● **TASK DIRECTIONS**
Reproduce the lines from the one containing "x-axis-ticks: Apr 2021" through the one containing "bar-may-2022[interactable] [970,605,1027,669]", inclusive, with every "x-tick-label" changed to "x-axis-label" and nothing else altered.

● **INPUT ROWS**
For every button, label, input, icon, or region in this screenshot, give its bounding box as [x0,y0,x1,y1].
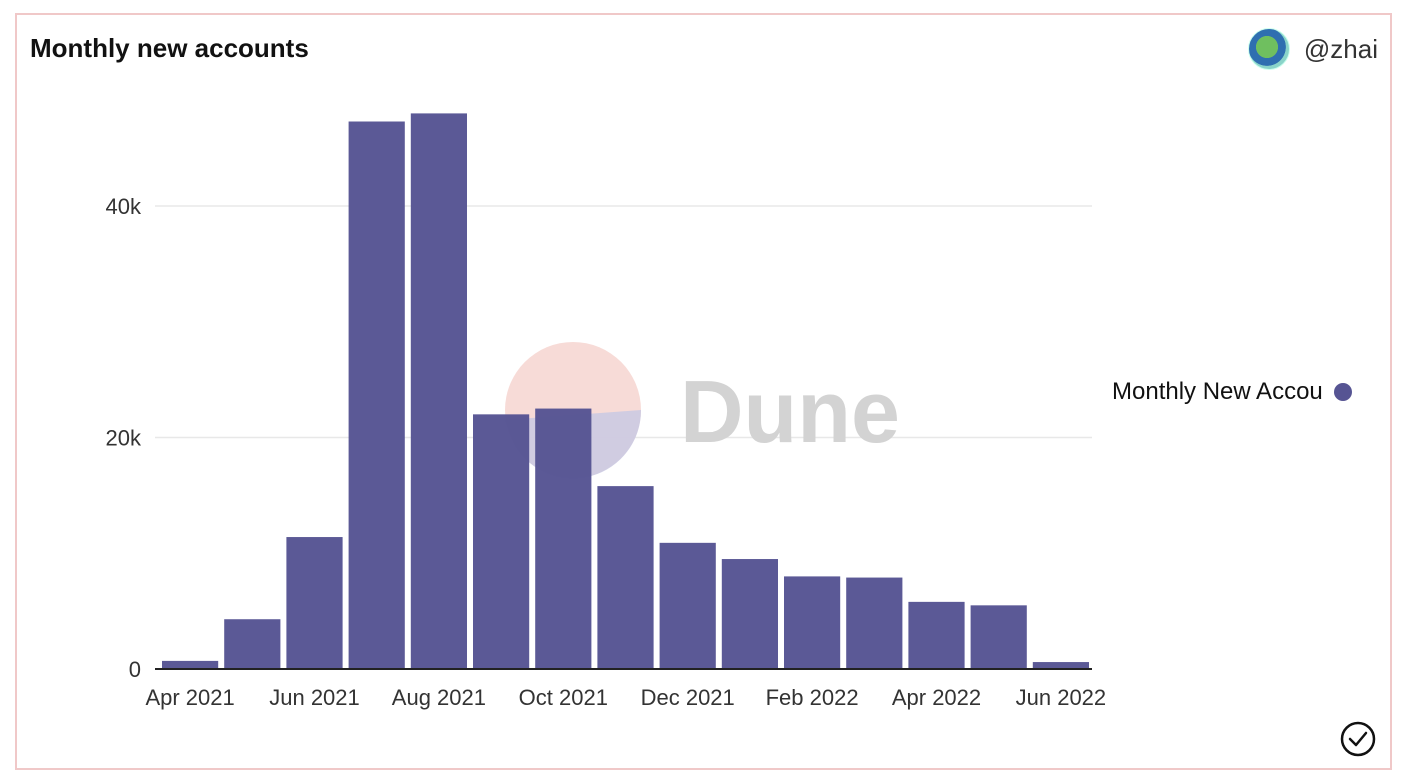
x-axis-ticks: Apr 2021 Jun 2021 Aug 2021 Oct 2021 Dec 2021… [145,685,1106,710]
bar-oct-2021[interactable] [535,408,592,669]
x-tick-label: Apr 2022 [892,685,981,710]
x-tick-label: Jun 2022 [1016,685,1107,710]
y-axis-ticks: 0 20k 40k [106,194,142,682]
x-tick-label: Apr 2021 [145,685,234,710]
x-tick-label: Jun 2021 [269,685,360,710]
check-circle-icon[interactable] [1340,721,1376,757]
bar-sep-2021[interactable] [473,414,530,669]
bar-may-2022[interactable] [970,605,1027,669]
bar-jan-2022[interactable] [721,559,778,669]
bar-jun-2022[interactable] [1032,662,1089,669]
x-tick-label: Oct 2021 [519,685,608,710]
avatar[interactable] [1247,28,1290,70]
author-badge[interactable]: @zhai [1247,28,1378,70]
bar-aug-2021[interactable] [410,113,467,669]
bar-apr-2022[interactable] [908,601,965,669]
y-tick-label: 0 [129,657,141,682]
bar-nov-2021[interactable] [597,486,654,669]
legend-color-dot [1334,383,1352,401]
bar-jun-2021[interactable] [286,537,343,669]
x-tick-label: Feb 2022 [766,685,859,710]
x-tick-label: Dec 2021 [641,685,735,710]
x-tick-label: Aug 2021 [392,685,486,710]
bar-may-2021[interactable] [224,619,281,669]
author-name[interactable]: @zhai [1303,33,1378,64]
watermark-text: Dune [680,362,900,461]
bar-feb-2022[interactable] [784,576,841,669]
legend-label[interactable]: Monthly New Accounts [1112,378,1324,405]
bar-apr-2021[interactable] [162,660,219,669]
y-tick-label: 40k [106,194,142,219]
legend[interactable]: Monthly New Accounts [1112,378,1352,406]
bar-mar-2022[interactable] [846,577,903,669]
y-tick-label: 20k [106,426,142,451]
bar-dec-2021[interactable] [659,542,716,669]
bars [162,113,1089,669]
chart-title: Monthly new accounts [30,33,309,63]
bar-jul-2021[interactable] [348,121,405,669]
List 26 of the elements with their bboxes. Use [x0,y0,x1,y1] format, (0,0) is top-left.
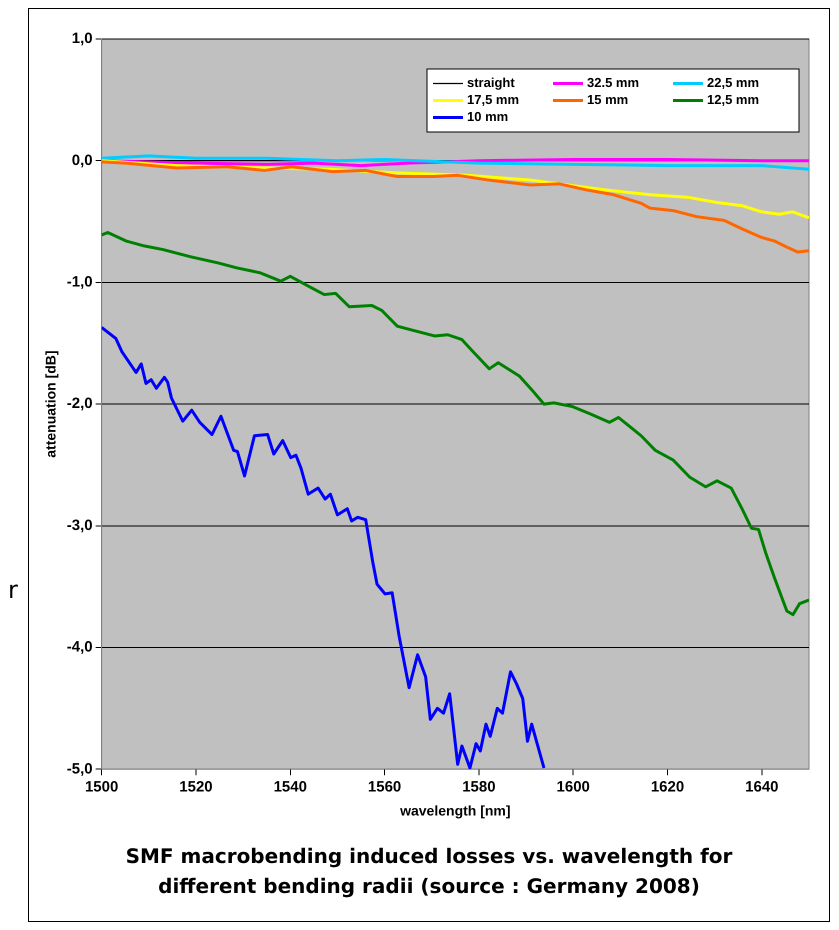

● **SOLUTION TO THE PROBLEM**
x-axis-ticks: Apr 2021 Jun 2021 Aug 2021 Oct 2021 Dec 2021… [145,685,1106,710]
bar-oct-2021[interactable] [535,408,592,669]
x-axis-label: Apr 2022 [892,685,981,710]
x-axis-label: Jun 2022 [1016,685,1107,710]
y-axis-ticks: 0 20k 40k [106,194,142,682]
x-axis-label: Apr 2021 [145,685,234,710]
x-axis-label: Jun 2021 [269,685,360,710]
check-circle-icon[interactable] [1340,721,1376,757]
bar-sep-2021[interactable] [473,414,530,669]
bar-may-2022[interactable] [970,605,1027,669]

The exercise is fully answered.